AIM OF THE TASK:
Can you turn every line of the listing below into a Markdown table with the columns "Row" and "Line", numbering the rows and leaving out any blank lines?

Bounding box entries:

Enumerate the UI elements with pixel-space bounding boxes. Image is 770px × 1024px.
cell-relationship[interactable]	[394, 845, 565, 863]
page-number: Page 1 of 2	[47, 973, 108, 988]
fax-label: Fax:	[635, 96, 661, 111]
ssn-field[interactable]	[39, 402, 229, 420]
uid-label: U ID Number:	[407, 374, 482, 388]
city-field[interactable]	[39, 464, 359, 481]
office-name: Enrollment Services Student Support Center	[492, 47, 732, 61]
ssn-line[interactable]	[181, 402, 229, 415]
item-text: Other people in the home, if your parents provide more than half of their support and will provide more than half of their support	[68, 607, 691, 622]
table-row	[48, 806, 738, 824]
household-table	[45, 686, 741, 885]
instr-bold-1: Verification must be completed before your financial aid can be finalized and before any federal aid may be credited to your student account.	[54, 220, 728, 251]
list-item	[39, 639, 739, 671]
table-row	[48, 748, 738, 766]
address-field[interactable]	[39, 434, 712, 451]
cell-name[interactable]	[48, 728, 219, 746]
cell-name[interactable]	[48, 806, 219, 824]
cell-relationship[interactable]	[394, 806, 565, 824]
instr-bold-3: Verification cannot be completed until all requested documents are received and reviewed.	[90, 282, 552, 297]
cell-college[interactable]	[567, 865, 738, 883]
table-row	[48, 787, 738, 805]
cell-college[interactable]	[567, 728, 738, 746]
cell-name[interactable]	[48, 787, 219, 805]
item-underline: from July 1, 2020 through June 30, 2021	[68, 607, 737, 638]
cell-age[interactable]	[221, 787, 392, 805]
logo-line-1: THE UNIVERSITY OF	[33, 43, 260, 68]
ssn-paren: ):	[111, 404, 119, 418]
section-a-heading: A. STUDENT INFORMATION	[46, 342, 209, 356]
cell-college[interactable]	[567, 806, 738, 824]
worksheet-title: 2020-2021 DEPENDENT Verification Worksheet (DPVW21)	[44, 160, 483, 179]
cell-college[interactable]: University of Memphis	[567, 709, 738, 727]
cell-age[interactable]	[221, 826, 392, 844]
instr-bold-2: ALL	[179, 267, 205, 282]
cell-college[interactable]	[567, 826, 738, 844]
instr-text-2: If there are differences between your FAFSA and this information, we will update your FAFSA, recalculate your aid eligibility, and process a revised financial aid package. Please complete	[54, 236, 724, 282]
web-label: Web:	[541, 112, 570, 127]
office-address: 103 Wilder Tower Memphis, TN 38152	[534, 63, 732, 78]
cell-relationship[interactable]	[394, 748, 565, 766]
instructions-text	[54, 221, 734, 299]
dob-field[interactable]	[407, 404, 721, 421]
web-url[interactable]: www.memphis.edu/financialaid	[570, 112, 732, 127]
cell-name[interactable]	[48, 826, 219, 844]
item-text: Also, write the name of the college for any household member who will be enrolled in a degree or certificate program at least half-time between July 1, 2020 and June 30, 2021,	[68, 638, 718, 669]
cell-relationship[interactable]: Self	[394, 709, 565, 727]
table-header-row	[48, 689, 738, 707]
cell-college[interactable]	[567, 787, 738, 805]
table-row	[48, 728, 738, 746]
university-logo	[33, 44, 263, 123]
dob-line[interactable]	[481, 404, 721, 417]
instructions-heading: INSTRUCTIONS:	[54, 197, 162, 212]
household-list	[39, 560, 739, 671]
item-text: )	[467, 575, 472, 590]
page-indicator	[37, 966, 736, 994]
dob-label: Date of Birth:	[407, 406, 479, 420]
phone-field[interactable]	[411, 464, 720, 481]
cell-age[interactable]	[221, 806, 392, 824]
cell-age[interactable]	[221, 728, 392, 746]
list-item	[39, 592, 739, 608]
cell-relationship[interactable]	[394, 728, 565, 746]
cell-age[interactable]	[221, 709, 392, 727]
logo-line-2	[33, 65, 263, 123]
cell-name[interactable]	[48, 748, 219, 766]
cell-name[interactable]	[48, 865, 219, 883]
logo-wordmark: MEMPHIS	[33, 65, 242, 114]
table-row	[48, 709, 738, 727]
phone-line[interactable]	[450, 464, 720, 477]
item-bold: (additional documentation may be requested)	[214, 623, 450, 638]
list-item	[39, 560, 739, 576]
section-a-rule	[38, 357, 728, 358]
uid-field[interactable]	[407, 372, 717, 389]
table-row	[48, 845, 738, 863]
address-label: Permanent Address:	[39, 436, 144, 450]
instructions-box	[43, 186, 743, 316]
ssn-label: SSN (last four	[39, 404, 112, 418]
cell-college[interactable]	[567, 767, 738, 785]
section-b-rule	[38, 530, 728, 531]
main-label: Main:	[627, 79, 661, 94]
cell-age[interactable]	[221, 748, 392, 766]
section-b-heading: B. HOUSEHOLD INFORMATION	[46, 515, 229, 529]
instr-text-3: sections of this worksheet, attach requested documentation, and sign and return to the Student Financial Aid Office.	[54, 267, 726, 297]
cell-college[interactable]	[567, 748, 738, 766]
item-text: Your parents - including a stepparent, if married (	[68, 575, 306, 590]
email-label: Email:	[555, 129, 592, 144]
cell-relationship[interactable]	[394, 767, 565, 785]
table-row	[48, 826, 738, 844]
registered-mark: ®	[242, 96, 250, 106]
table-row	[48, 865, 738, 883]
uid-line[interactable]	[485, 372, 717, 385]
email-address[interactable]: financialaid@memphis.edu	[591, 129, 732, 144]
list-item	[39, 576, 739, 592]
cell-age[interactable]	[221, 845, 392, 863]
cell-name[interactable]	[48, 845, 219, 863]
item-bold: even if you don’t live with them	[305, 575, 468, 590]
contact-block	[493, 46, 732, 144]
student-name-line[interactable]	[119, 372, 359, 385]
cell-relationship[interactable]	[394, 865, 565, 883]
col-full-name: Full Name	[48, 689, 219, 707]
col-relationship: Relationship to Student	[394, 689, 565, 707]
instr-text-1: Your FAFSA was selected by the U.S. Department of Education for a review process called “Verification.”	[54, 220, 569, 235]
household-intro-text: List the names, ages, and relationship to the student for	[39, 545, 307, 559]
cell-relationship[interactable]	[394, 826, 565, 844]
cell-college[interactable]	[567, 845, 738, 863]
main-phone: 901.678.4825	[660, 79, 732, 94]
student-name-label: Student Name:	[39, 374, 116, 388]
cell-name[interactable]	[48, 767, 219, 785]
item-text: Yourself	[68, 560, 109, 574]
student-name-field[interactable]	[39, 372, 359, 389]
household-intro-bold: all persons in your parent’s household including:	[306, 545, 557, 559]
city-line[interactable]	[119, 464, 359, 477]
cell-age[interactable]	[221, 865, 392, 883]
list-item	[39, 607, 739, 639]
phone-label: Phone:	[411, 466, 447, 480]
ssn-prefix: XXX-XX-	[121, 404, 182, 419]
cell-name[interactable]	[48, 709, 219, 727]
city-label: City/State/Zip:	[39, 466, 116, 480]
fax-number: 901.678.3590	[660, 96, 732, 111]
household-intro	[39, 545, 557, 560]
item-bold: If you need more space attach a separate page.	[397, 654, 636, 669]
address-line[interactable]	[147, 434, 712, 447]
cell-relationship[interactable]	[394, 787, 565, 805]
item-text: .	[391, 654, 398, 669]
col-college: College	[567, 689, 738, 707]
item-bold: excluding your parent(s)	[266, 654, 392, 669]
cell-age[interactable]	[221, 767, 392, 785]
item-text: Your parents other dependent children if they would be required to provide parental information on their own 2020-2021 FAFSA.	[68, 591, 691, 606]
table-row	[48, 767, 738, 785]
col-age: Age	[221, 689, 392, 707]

ANSWER BELOW:
| Row | Line |
|---|---|
| 1 | Enumerate the UI elements with pixel-space bounding boxes. Image is 770px × 1024px. |
| 2 | cell-relationship[interactable]	[394, 845, 565, 863] |
| 3 | page-number: Page 1 of 2	[47, 973, 108, 988] |
| 4 | fax-label: Fax:	[635, 96, 661, 111] |
| 5 | ssn-field[interactable]	[39, 402, 229, 420] |
| 6 | uid-label: U ID Number:	[407, 374, 482, 388] |
| 7 | city-field[interactable]	[39, 464, 359, 481] |
| 8 | office-name: Enrollment Services Student Support Center	[492, 47, 732, 61] |
| 9 | ssn-line[interactable]	[181, 402, 229, 415] |
| 10 | item-text: Other people in the home, if your parents provide more than half of their support and will provide more than half of their support	[68, 607, 691, 622] |
| 11 | table-row	[48, 806, 738, 824] |
| 12 | household-table	[45, 686, 741, 885] |
| 13 | instr-bold-1: Verification must be completed before your financial aid can be finalized and before any federal aid may be credited to your student account.	[54, 220, 728, 251] |
| 14 | list-item	[39, 639, 739, 671] |
| 15 | table-row	[48, 748, 738, 766] |
| 16 | address-field[interactable]	[39, 434, 712, 451] |
| 17 | cell-name[interactable]	[48, 728, 219, 746] |
| 18 | cell-name[interactable]	[48, 806, 219, 824] |
| 19 | cell-relationship[interactable]	[394, 806, 565, 824] |
| 20 | instr-bold-3: Verification cannot be completed until all requested documents are received and reviewed.	[90, 282, 552, 297] |
| 21 | cell-college[interactable]	[567, 865, 738, 883] |
| 22 | table-row	[48, 787, 738, 805] |
| 23 | cell-college[interactable]	[567, 728, 738, 746] |
| 24 | cell-name[interactable]	[48, 787, 219, 805] |
| 25 | item-underline: from July 1, 2020 through June 30, 2021	[68, 607, 737, 638] |
| 26 | cell-age[interactable]	[221, 787, 392, 805] |
| 27 | logo-line-1: THE UNIVERSITY OF	[33, 43, 260, 68] |
| 28 | ssn-paren: ):	[111, 404, 119, 418] |
| 29 | section-a-heading: A. STUDENT INFORMATION	[46, 342, 209, 356] |
| 30 | cell-college[interactable]	[567, 806, 738, 824] |
| 31 | worksheet-title: 2020-2021 DEPENDENT Verification Worksheet (DPVW21)	[44, 160, 483, 179] |
| 32 | cell-college[interactable]: University of Memphis	[567, 709, 738, 727] |
| 33 | cell-age[interactable]	[221, 826, 392, 844] |
| 34 | instr-bold-2: ALL	[179, 267, 205, 282] |
| 35 | cell-college[interactable]	[567, 826, 738, 844] |
| 36 | instr-text-2: If there are differences between your FAFSA and this information, we will update your FAFSA, recalculate your aid eligibility, and process a revised financial aid package. Please complete	[54, 236, 724, 282] |
| 37 | web-label: Web:	[541, 112, 570, 127] |
| 38 | office-address: 103 Wilder Tower Memphis, TN 38152	[534, 63, 732, 78] |
| 39 | cell-relationship[interactable]	[394, 748, 565, 766] |
| 40 | instructions-text	[54, 221, 734, 299] |
| 41 | dob-field[interactable]	[407, 404, 721, 421] |
| 42 | web-url[interactable]: www.memphis.edu/financialaid	[570, 112, 732, 127] |
| 43 | cell-name[interactable]	[48, 826, 219, 844] |
| 44 | item-text: Also, write the name of the college for any household member who will be enrolled in a degree or certificate program at least half-time between July 1, 2020 and June 30, 2021,	[68, 638, 718, 669] |
| 45 | cell-relationship[interactable]: Self	[394, 709, 565, 727] |
| 46 | table-header-row	[48, 689, 738, 707] |
| 47 | cell-college[interactable]	[567, 787, 738, 805] |
| 48 | table-row	[48, 728, 738, 746] |
| 49 | university-logo	[33, 44, 263, 123] |
| 50 | dob-line[interactable]	[481, 404, 721, 417] |
| 51 | instructions-heading: INSTRUCTIONS:	[54, 197, 162, 212] |
| 52 | household-list	[39, 560, 739, 671] |
| 53 | item-text: )	[467, 575, 472, 590] |
| 54 | page-indicator	[37, 966, 736, 994] |
| 55 | dob-label: Date of Birth:	[407, 406, 479, 420] |
| 56 | phone-field[interactable]	[411, 464, 720, 481] |
| 57 | cell-age[interactable]	[221, 806, 392, 824] |
| 58 | cell-age[interactable]	[221, 728, 392, 746] |
| 59 | list-item	[39, 592, 739, 608] |
| 60 | cell-relationship[interactable]	[394, 728, 565, 746] |
| 61 | cell-age[interactable]	[221, 709, 392, 727] |
| 62 | logo-line-2	[33, 65, 263, 123] |
| 63 | cell-name[interactable]	[48, 748, 219, 766] |
| 64 | cell-name[interactable]	[48, 865, 219, 883] |
| 65 | logo-wordmark: MEMPHIS	[33, 65, 242, 114] |
| 66 | table-row	[48, 709, 738, 727] |
| 67 | phone-line[interactable]	[450, 464, 720, 477] |
| 68 | item-bold: (additional documentation may be requested)	[214, 623, 450, 638] |
| 69 | list-item	[39, 560, 739, 576] |
| 70 | section-a-rule	[38, 357, 728, 358] |
| 71 | uid-field[interactable]	[407, 372, 717, 389] |
| 72 | table-row	[48, 845, 738, 863] |
| 73 | address-label: Permanent Address:	[39, 436, 144, 450] |
| 74 | instructions-box	[43, 186, 743, 316] |
| 75 | ssn-label: SSN (last four	[39, 404, 112, 418] |
| 76 | cell-college[interactable]	[567, 767, 738, 785] |
| 77 | section-b-rule	[38, 530, 728, 531] |
| 78 | main-label: Main:	[627, 79, 661, 94] |
| 79 | cell-age[interactable]	[221, 748, 392, 766] |
| 80 | section-b-heading: B. HOUSEHOLD INFORMATION	[46, 515, 229, 529] |
| 81 | instr-text-3: sections of this worksheet, attach requested documentation, and sign and return to the Student Financial Aid Office.	[54, 267, 726, 297] |
| 82 | cell-college[interactable]	[567, 748, 738, 766] |
| 83 | item-text: Your parents - including a stepparent, if married (	[68, 575, 306, 590] |
| 84 | email-label: Email:	[555, 129, 592, 144] |
| 85 | cell-relationship[interactable]	[394, 767, 565, 785] |
| 86 | table-row	[48, 826, 738, 844] |
| 87 | registered-mark: ®	[242, 96, 250, 106] |
| 88 | table-row	[48, 865, 738, 883] |
| 89 | uid-line[interactable]	[485, 372, 717, 385] |
| 90 | email-address[interactable]: financialaid@memphis.edu	[591, 129, 732, 144] |
| 91 | list-item	[39, 576, 739, 592] |
| 92 | cell-age[interactable]	[221, 845, 392, 863] |
| 93 | cell-name[interactable]	[48, 845, 219, 863] |
| 94 | item-bold: even if you don’t live with them	[305, 575, 468, 590] |
| 95 | contact-block	[493, 46, 732, 144] |
| 96 | student-name-line[interactable]	[119, 372, 359, 385] |
| 97 | cell-relationship[interactable]	[394, 865, 565, 883] |
| 98 | col-full-name: Full Name	[48, 689, 219, 707] |
| 99 | col-relationship: Relationship to Student	[394, 689, 565, 707] |
| 100 | instr-text-1: Your FAFSA was selected by the U.S. Department of Education for a review process called “Verification.”	[54, 220, 569, 235] |
| 101 | household-intro-text: List the names, ages, and relationship to the student for	[39, 545, 307, 559] |
| 102 | cell-relationship[interactable]	[394, 826, 565, 844] |
| 103 | cell-college[interactable]	[567, 845, 738, 863] |
| 104 | main-phone: 901.678.4825	[660, 79, 732, 94] |
| 105 | student-name-label: Student Name:	[39, 374, 116, 388] |
| 106 | cell-name[interactable]	[48, 767, 219, 785] |
| 107 | item-text: Yourself	[68, 560, 109, 574] |
| 108 | student-name-field[interactable]	[39, 372, 359, 389] |
| 109 | household-intro-bold: all persons in your parent’s household including:	[306, 545, 557, 559] |
| 110 | city-line[interactable]	[119, 464, 359, 477] |
| 111 | cell-age[interactable]	[221, 865, 392, 883] |
| 112 | list-item	[39, 607, 739, 639] |
| 113 | phone-label: Phone:	[411, 466, 447, 480] |
| 114 | ssn-prefix: XXX-XX-	[121, 404, 182, 419] |
| 115 | cell-name[interactable]	[48, 709, 219, 727] |
| 116 | city-label: City/State/Zip:	[39, 466, 116, 480] |
| 117 | fax-number: 901.678.3590	[660, 96, 732, 111] |
| 118 | household-intro	[39, 545, 557, 560] |
| 119 | item-bold: If you need more space attach a separate page.	[397, 654, 636, 669] |
| 120 | address-line[interactable]	[147, 434, 712, 447] |
| 121 | cell-relationship[interactable]	[394, 787, 565, 805] |
| 122 | item-text: .	[391, 654, 398, 669] |
| 123 | col-college: College	[567, 689, 738, 707] |
| 124 | item-bold: excluding your parent(s)	[266, 654, 392, 669] |
| 125 | cell-age[interactable]	[221, 767, 392, 785] |
| 126 | item-text: Your parents other dependent children if they would be required to provide parental information on their own 2020-2021 FAFSA.	[68, 591, 691, 606] |
| 127 | table-row	[48, 767, 738, 785] |
| 128 | col-age: Age	[221, 689, 392, 707] |